• Albany Flores

The future of intellectual property is in the NFTs


the highly anticipated sequel to the American classic “Top Gun: Maverick,” starring Tom Cruise, Val Kilmer and Jennifer Conelly, was breached in early June 2022 when, in the midst of the film’s successful theatrical release worldwide, its production company, Paramount Pictures, was sued for intellectual property and copyright infringement.

According to reports, the lawsuit was filed on Monday, June 6 in federal court in Los Angeles, California, and was brought by Soshy and Yuval Yonay, widow and son of Ehud Yonay, the Israeli journalist on whose story “Top Gun”, the original 1986 film directed by Tony Scott, was based.

The main argument of the Israeli author’s heirs is based on the fact that, by not requesting permission to produce a sequel to the film knowing that the reproduction rights had already expired, Paramount violated his family’s copyrights and intellectual property rights.

While the Yonay family announced that they will seek their respective economic retribution for the intellectual rights of the story, Paramount Studios assured that the lawsuit has no legal basis and that they will defend themselves “vigorously”.

The case, of course, is just one of millions of lawsuits for the respect and recognition of intellectual property around the world. In fact, the World Intellectual Property Report 2022, published by the World Intellectual Property Organization, reveals that intellectual property is historically one of the most violated possessions and that the Covid19 pandemic aggravated the situation, but that the solution to the problem lies in technological innovation and disruptive technologies.

Although the first centralized digital platforms did not guarantee the protection of intellectual property, even encouraging piracy and illegal reproduction of a work without the author’s consent, the advances of the last decade have allowed Google, YouTube or Facebook platforms (to name a few) to begin to restrict, protect and remunerate intellectual property and copyrights.

Still, the gap to reduce intellectual property violations remains significant and negatively impacts the world’s creators and intellectual industries.

With Blockchain technology’s smart contracts, however, that reality will change completely. Thanks to our decentralized Intellectual Property management application, we at DelNorte are transforming the copyright industry (trademarks, patents, utilities, etc.) benefiting millions of people around the world.

Our technology registers, manages and certifies intellectual creations, creates an ownership declaration copy of an intellectual property object and sends a guaranteed notification letter to its counterpart. Each certificate is hosted in a smart contract (NFT) on our platform, so it cannot be modified or altered.

In addition, from our partnership with the NEAR blockchain, DelNorte users will no longer have to fight for their intellectual rights, as NEAR’s consensus algorithm will order and facilitate the processes.

NEAR’s sharding system allows several e-wallets to participate in a single smart contract, so all parties involved in a deal will be covered in only one contract and the NFT will pay the corresponding commissions to each participant automatically, without the need for complicated transactions.

For that reason, to avoid confusion, violations and disagreements such as what happened between Ehud Yonay’s heirs and Paramount Pictures, more and more artists and intellectual creators prefer to register their productions through blockchain smart contracts. NFTs are the future of intellectual property.

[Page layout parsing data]
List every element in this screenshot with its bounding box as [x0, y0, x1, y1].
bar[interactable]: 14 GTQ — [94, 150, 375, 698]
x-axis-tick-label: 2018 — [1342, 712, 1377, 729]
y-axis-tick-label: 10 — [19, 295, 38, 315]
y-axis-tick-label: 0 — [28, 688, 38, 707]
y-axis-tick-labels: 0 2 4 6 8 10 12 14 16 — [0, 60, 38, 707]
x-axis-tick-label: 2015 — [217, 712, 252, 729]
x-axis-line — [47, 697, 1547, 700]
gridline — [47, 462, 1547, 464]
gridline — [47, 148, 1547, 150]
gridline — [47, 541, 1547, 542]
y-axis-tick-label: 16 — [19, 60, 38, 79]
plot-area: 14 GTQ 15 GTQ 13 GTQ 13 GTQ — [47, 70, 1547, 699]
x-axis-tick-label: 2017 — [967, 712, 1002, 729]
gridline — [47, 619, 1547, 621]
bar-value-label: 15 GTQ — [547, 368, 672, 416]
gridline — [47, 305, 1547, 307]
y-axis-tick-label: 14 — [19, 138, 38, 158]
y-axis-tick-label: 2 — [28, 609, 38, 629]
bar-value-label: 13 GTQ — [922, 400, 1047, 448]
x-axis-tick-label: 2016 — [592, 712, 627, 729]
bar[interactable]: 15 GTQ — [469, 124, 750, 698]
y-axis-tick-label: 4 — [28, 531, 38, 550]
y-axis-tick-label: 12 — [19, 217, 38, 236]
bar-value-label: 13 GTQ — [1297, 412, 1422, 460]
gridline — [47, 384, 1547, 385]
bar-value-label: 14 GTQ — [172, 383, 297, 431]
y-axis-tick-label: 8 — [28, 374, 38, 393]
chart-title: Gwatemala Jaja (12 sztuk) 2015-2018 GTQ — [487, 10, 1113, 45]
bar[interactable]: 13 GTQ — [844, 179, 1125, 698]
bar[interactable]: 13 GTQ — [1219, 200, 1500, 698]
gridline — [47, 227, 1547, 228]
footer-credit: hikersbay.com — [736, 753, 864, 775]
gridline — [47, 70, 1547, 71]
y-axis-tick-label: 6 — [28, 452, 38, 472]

## Task instructions
1 - In the article on NFTs and intellectual property, who filed the lawsuit against Paramount Pictures?
2 - Retype the part of the article on NFTs and intellectual property that begins at the words "In addition, from" and stops after "for complicated transactions.".

## Answers to this exercise
1 - Soshy and Yuval Yonay, the widow and son of Ehud Yonay.

2 -
In addition, from our partnership with the NEAR blockchain, DelNorte users will no longer have to fight for their intellectual rights, as NEAR’s consensus algorithm will order and facilitate the processes.

NEAR’s sharding system allows several e-wallets to participate in a single smart contract, so all parties involved in a deal will be covered in only one contract and the NFT will pay the corresponding commissions to each participant automatically, without the need for complicated transactions.